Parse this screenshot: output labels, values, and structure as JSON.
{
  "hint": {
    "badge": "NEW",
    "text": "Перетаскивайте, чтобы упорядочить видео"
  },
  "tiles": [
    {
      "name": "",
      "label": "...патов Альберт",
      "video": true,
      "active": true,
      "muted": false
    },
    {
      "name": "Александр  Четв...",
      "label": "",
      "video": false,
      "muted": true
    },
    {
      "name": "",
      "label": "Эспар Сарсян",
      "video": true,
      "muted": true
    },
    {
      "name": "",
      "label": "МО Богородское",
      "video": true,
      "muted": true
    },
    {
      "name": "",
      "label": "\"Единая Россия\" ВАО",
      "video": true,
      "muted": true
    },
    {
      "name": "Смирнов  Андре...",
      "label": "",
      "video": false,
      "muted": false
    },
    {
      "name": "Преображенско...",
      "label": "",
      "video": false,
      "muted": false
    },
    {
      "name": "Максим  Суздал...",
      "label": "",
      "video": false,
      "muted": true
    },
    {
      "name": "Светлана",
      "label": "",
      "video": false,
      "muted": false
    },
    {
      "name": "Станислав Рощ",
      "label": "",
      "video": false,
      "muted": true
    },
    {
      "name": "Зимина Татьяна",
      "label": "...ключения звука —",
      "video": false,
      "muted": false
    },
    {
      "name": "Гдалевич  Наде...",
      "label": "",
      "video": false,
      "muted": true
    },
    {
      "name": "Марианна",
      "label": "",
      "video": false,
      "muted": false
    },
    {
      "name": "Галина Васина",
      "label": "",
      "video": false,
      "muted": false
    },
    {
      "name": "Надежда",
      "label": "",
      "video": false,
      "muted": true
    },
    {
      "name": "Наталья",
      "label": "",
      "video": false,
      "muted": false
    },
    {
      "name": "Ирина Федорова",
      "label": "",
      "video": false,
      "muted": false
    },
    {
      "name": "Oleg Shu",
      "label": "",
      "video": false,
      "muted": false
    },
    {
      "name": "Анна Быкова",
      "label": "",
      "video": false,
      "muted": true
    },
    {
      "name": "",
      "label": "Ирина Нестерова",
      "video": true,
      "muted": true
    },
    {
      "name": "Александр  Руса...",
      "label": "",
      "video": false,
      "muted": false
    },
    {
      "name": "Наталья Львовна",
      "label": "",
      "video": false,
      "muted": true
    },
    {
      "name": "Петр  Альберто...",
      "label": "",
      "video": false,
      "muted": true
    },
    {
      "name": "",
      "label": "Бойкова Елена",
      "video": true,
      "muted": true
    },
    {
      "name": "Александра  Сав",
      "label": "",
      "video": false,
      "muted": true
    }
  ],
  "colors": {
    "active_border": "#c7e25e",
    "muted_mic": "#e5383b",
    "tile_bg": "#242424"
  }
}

INSTRUCTION: Scan the lines above for "Ирина", then copy every one that has it.

EXERCISE RESPONSE:
      "name": "Ирина Федорова",
      "label": "Ирина Нестерова",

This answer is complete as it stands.